:: WHAT THE EXERCISE ASKS ::
Retype the whole listing, please, keeping every line exact and dropping the pictures.

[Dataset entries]
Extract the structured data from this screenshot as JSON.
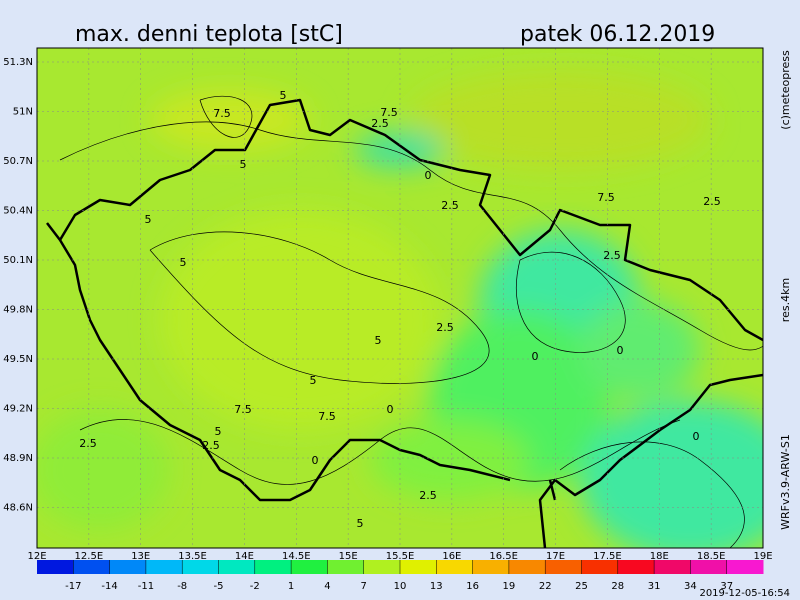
{
  "header": {
    "title": "max. denni teplota [stC]",
    "date": "patek 06.12.2019"
  },
  "side": {
    "credit": "(c)meteopress",
    "resolution": "res.4km",
    "model": "WRFv3.9-ARW-S1"
  },
  "timestamp": "2019-12-05-16:54",
  "lat_labels": [
    "51.3N",
    "51N",
    "50.7N",
    "50.4N",
    "50.1N",
    "49.8N",
    "49.5N",
    "49.2N",
    "48.9N",
    "48.6N"
  ],
  "lon_labels": [
    "12E",
    "12.5E",
    "13E",
    "13.5E",
    "14E",
    "14.5E",
    "15E",
    "15.5E",
    "16E",
    "16.5E",
    "17E",
    "17.5E",
    "18E",
    "18.5E",
    "19E"
  ],
  "contour_labels": [
    "7.5",
    "5",
    "5",
    "7.5",
    "2.5",
    "0",
    "2.5",
    "7.5",
    "2.5",
    "2.5",
    "5",
    "2.5",
    "5",
    "0",
    "0",
    "5",
    "7.5",
    "7.5",
    "5",
    "2.5",
    "2.5",
    "0",
    "0",
    "2.5",
    "5",
    "0",
    "5"
  ],
  "colorbar": {
    "xlim": [
      -20,
      40
    ],
    "ticks": [
      -17,
      -14,
      -11,
      -8,
      -5,
      -2,
      1,
      4,
      7,
      10,
      13,
      16,
      19,
      22,
      25,
      28,
      31,
      34,
      37
    ],
    "colors": [
      "#0018e0",
      "#0050f0",
      "#0088f8",
      "#00b8f8",
      "#00d8e8",
      "#00e8c0",
      "#00f080",
      "#20f040",
      "#70f030",
      "#b0f020",
      "#e0f000",
      "#f8d800",
      "#f8b000",
      "#f88800",
      "#f86000",
      "#f83000",
      "#f80820",
      "#f00868",
      "#f010a8",
      "#f818d0"
    ]
  }
}
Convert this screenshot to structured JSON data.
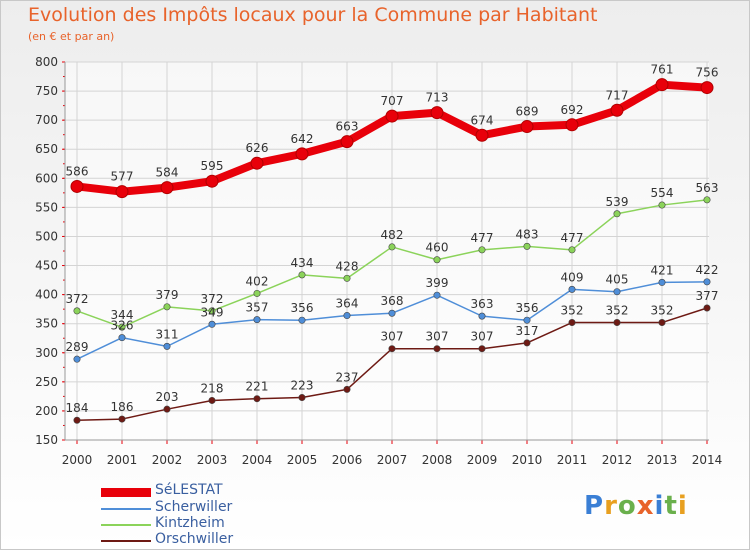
{
  "title": "Evolution des Impôts locaux pour la Commune par Habitant",
  "subtitle": "(en € et par an)",
  "logo": "Proxiti",
  "chart_data": {
    "type": "line",
    "title": "Evolution des Impôts locaux pour la Commune par Habitant",
    "subtitle": "(en € et par an)",
    "x": [
      "2000",
      "2001",
      "2002",
      "2003",
      "2004",
      "2005",
      "2006",
      "2007",
      "2008",
      "2009",
      "2010",
      "2011",
      "2012",
      "2013",
      "2014"
    ],
    "ylim": [
      150,
      800
    ],
    "yticks": [
      "150",
      "200",
      "250",
      "300",
      "350",
      "400",
      "450",
      "500",
      "550",
      "600",
      "650",
      "700",
      "750",
      "800"
    ],
    "grid": true,
    "legend_position": "bottom-left",
    "series": [
      {
        "name": "SéLESTAT",
        "color": "#e8000a",
        "values": [
          586,
          577,
          584,
          595,
          626,
          642,
          663,
          707,
          713,
          674,
          689,
          692,
          717,
          761,
          756
        ],
        "labels": [
          "586",
          "577",
          "584",
          "595",
          "626",
          "642",
          "663",
          "707",
          "713",
          "674",
          "689",
          "692",
          "717",
          "761",
          "756"
        ]
      },
      {
        "name": "Scherwiller",
        "color": "#4f8ed8",
        "values": [
          289,
          326,
          311,
          349,
          357,
          356,
          364,
          368,
          399,
          363,
          356,
          409,
          405,
          421,
          422
        ],
        "labels": [
          "289",
          "326",
          "311",
          "349",
          "357",
          "356",
          "364",
          "368",
          "399",
          "363",
          "356",
          "409",
          "405",
          "421",
          "422"
        ]
      },
      {
        "name": "Kintzheim",
        "color": "#8bd35a",
        "values": [
          372,
          344,
          379,
          372,
          402,
          434,
          428,
          482,
          460,
          477,
          483,
          477,
          539,
          554,
          563
        ],
        "labels": [
          "372",
          "344",
          "379",
          "372",
          "402",
          "434",
          "428",
          "482",
          "460",
          "477",
          "483",
          "477",
          "539",
          "554",
          "563"
        ]
      },
      {
        "name": "Orschwiller",
        "color": "#6e1a14",
        "values": [
          184,
          186,
          203,
          218,
          221,
          223,
          237,
          307,
          307,
          307,
          317,
          352,
          352,
          352,
          377
        ],
        "labels": [
          "184",
          "186",
          "203",
          "218",
          "221",
          "223",
          "237",
          "307",
          "307",
          "307",
          "317",
          "352",
          "352",
          "352",
          "377"
        ]
      }
    ]
  }
}
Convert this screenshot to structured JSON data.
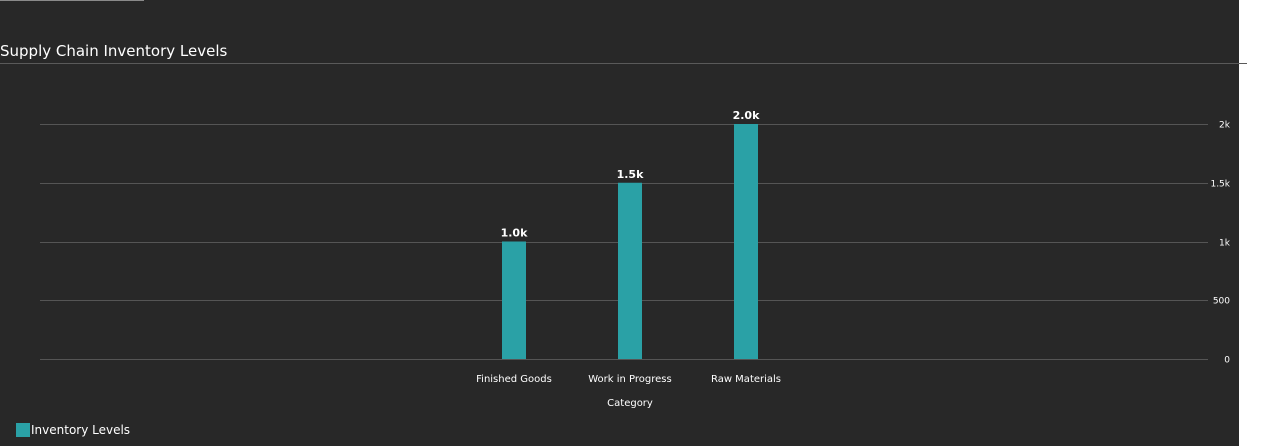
{
  "chart_data": {
    "type": "bar",
    "title": "Supply Chain Inventory Levels",
    "xlabel": "Category",
    "ylabel": "",
    "categories": [
      "Finished Goods",
      "Work in Progress",
      "Raw Materials"
    ],
    "series": [
      {
        "name": "Inventory Levels",
        "values": [
          1000,
          1500,
          2000
        ],
        "data_labels": [
          "1.0k",
          "1.5k",
          "2.0k"
        ],
        "color": "#2aa1a6"
      }
    ],
    "ylim": [
      0,
      2000
    ],
    "yticks": [
      {
        "value": 0,
        "label": "0"
      },
      {
        "value": 500,
        "label": "500"
      },
      {
        "value": 1000,
        "label": "1k"
      },
      {
        "value": 1500,
        "label": "1.5k"
      },
      {
        "value": 2000,
        "label": "2k"
      }
    ],
    "y_axis_position": "right",
    "grid": true,
    "legend_position": "bottom-left"
  },
  "colors": {
    "background": "#282828",
    "bar": "#2aa1a6",
    "grid": "#555555",
    "text": "#ffffff"
  }
}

:: ANSWER TO THIS EXERCISE ::
Extract the structured data from this screenshot as JSON.
{
  "header": {
    "title": "max. denni teplota [stC]",
    "date": "patek 06.12.2019"
  },
  "side": {
    "credit": "(c)meteopress",
    "resolution": "res.4km",
    "model": "WRFv3.9-ARW-S1"
  },
  "timestamp": "2019-12-05-16:54",
  "lat_labels": [
    "51.3N",
    "51N",
    "50.7N",
    "50.4N",
    "50.1N",
    "49.8N",
    "49.5N",
    "49.2N",
    "48.9N",
    "48.6N"
  ],
  "lon_labels": [
    "12E",
    "12.5E",
    "13E",
    "13.5E",
    "14E",
    "14.5E",
    "15E",
    "15.5E",
    "16E",
    "16.5E",
    "17E",
    "17.5E",
    "18E",
    "18.5E",
    "19E"
  ],
  "contour_labels": [
    "7.5",
    "5",
    "5",
    "7.5",
    "2.5",
    "0",
    "2.5",
    "7.5",
    "2.5",
    "2.5",
    "5",
    "2.5",
    "5",
    "0",
    "0",
    "5",
    "7.5",
    "7.5",
    "5",
    "2.5",
    "2.5",
    "0",
    "0",
    "2.5",
    "5",
    "0",
    "5"
  ],
  "colorbar": {
    "xlim": [
      -20,
      40
    ],
    "ticks": [
      -17,
      -14,
      -11,
      -8,
      -5,
      -2,
      1,
      4,
      7,
      10,
      13,
      16,
      19,
      22,
      25,
      28,
      31,
      34,
      37
    ],
    "colors": [
      "#0018e0",
      "#0050f0",
      "#0088f8",
      "#00b8f8",
      "#00d8e8",
      "#00e8c0",
      "#00f080",
      "#20f040",
      "#70f030",
      "#b0f020",
      "#e0f000",
      "#f8d800",
      "#f8b000",
      "#f88800",
      "#f86000",
      "#f83000",
      "#f80820",
      "#f00868",
      "#f010a8",
      "#f818d0"
    ]
  }
}
Convert this screenshot to structured JSON data.
{
  "title": "Evolution des Impôts locaux pour la Commune par Habitant",
  "subtitle": "(en € et par an)",
  "logo": "Proxiti",
  "chart_data": {
    "type": "line",
    "title": "Evolution des Impôts locaux pour la Commune par Habitant",
    "subtitle": "(en € et par an)",
    "x": [
      "2000",
      "2001",
      "2002",
      "2003",
      "2004",
      "2005",
      "2006",
      "2007",
      "2008",
      "2009",
      "2010",
      "2011",
      "2012",
      "2013",
      "2014"
    ],
    "ylim": [
      150,
      800
    ],
    "yticks": [
      "150",
      "200",
      "250",
      "300",
      "350",
      "400",
      "450",
      "500",
      "550",
      "600",
      "650",
      "700",
      "750",
      "800"
    ],
    "grid": true,
    "legend_position": "bottom-left",
    "series": [
      {
        "name": "SéLESTAT",
        "color": "#e8000a",
        "values": [
          586,
          577,
          584,
          595,
          626,
          642,
          663,
          707,
          713,
          674,
          689,
          692,
          717,
          761,
          756
        ],
        "labels": [
          "586",
          "577",
          "584",
          "595",
          "626",
          "642",
          "663",
          "707",
          "713",
          "674",
          "689",
          "692",
          "717",
          "761",
          "756"
        ]
      },
      {
        "name": "Scherwiller",
        "color": "#4f8ed8",
        "values": [
          289,
          326,
          311,
          349,
          357,
          356,
          364,
          368,
          399,
          363,
          356,
          409,
          405,
          421,
          422
        ],
        "labels": [
          "289",
          "326",
          "311",
          "349",
          "357",
          "356",
          "364",
          "368",
          "399",
          "363",
          "356",
          "409",
          "405",
          "421",
          "422"
        ]
      },
      {
        "name": "Kintzheim",
        "color": "#8bd35a",
        "values": [
          372,
          344,
          379,
          372,
          402,
          434,
          428,
          482,
          460,
          477,
          483,
          477,
          539,
          554,
          563
        ],
        "labels": [
          "372",
          "344",
          "379",
          "372",
          "402",
          "434",
          "428",
          "482",
          "460",
          "477",
          "483",
          "477",
          "539",
          "554",
          "563"
        ]
      },
      {
        "name": "Orschwiller",
        "color": "#6e1a14",
        "values": [
          184,
          186,
          203,
          218,
          221,
          223,
          237,
          307,
          307,
          307,
          317,
          352,
          352,
          352,
          377
        ],
        "labels": [
          "184",
          "186",
          "203",
          "218",
          "221",
          "223",
          "237",
          "307",
          "307",
          "307",
          "317",
          "352",
          "352",
          "352",
          "377"
        ]
      }
    ]
  }
}
Convert this screenshot to structured JSON data.
{
  "chart_data": {
    "type": "bar",
    "title": "Supply Chain Inventory Levels",
    "xlabel": "Category",
    "ylabel": "",
    "categories": [
      "Finished Goods",
      "Work in Progress",
      "Raw Materials"
    ],
    "series": [
      {
        "name": "Inventory Levels",
        "values": [
          1000,
          1500,
          2000
        ],
        "data_labels": [
          "1.0k",
          "1.5k",
          "2.0k"
        ],
        "color": "#2aa1a6"
      }
    ],
    "ylim": [
      0,
      2000
    ],
    "yticks": [
      {
        "value": 0,
        "label": "0"
      },
      {
        "value": 500,
        "label": "500"
      },
      {
        "value": 1000,
        "label": "1k"
      },
      {
        "value": 1500,
        "label": "1.5k"
      },
      {
        "value": 2000,
        "label": "2k"
      }
    ],
    "y_axis_position": "right",
    "grid": true,
    "legend_position": "bottom-left"
  },
  "colors": {
    "background": "#282828",
    "bar": "#2aa1a6",
    "grid": "#555555",
    "text": "#ffffff"
  }
}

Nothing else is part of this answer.